● **Given exercise**: Skip every picture and transcribe the remaining material exactly.

● **Recorded data**:
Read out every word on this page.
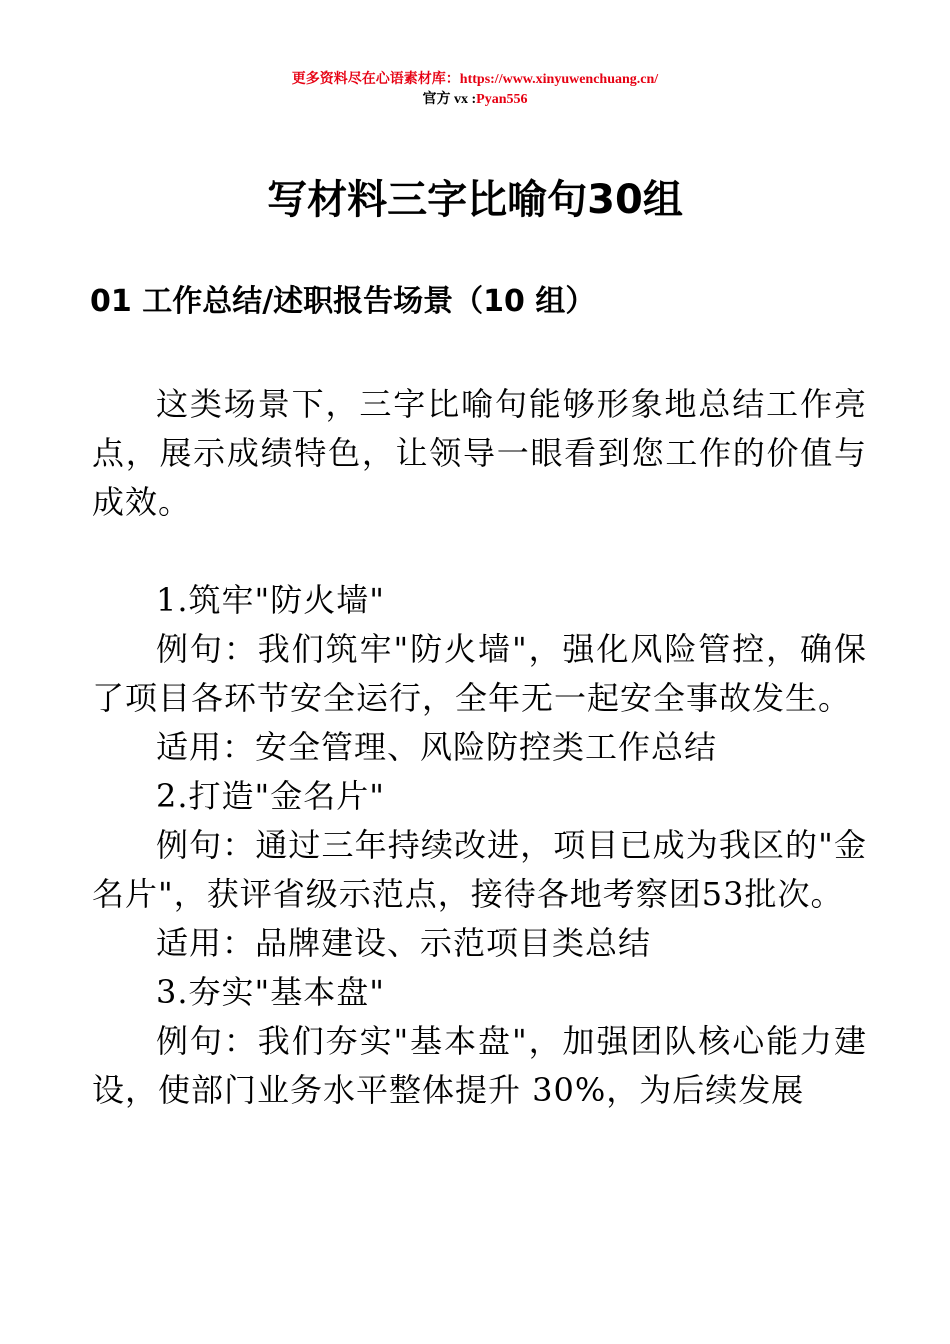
更多资料尽在心语素材库：https://www.xinyuwenchuang.cn/
官方 vx :Pyan556
写材料三字比喻句30组
01 工作总结/述职报告场景（10 组）

这类场景下，三字比喻句能够形象地总结工作亮点，展示成绩特色，让领导一眼看到您工作的价值与成效。

1.筑牢"防火墙"

例句：我们筑牢"防火墙"，强化风险管控，确保了项目各环节安全运行，全年无一起安全事故发生。

适用：安全管理、风险防控类工作总结

2.打造"金名片"

例句：通过三年持续改进，项目已成为我区的"金名片"，获评省级示范点，接待各地考察团53批次。

适用：品牌建设、示范项目类总结

3.夯实"基本盘"

例句：我们夯实"基本盘"，加强团队核心能力建设，使部门业务水平整体提升 30%，为后续发展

● **The completed task**:
Read out every word on this page.
更多资料尽在心语素材库：https://www.xinyuwenchuang.cn/
官方 vx :Pyan556
写材料三字比喻句30组
01 工作总结/述职报告场景（10 组）

这类场景下，三字比喻句能够形象地总结工作亮点，展示成绩特色，让领导一眼看到您工作的价值与成效。

1.筑牢"防火墙"

例句：我们筑牢"防火墙"，强化风险管控，确保了项目各环节安全运行，全年无一起安全事故发生。

适用：安全管理、风险防控类工作总结

2.打造"金名片"

例句：通过三年持续改进，项目已成为我区的"金名片"，获评省级示范点，接待各地考察团53批次。

适用：品牌建设、示范项目类总结

3.夯实"基本盘"

例句：我们夯实"基本盘"，加强团队核心能力建设，使部门业务水平整体提升 30%，为后续发展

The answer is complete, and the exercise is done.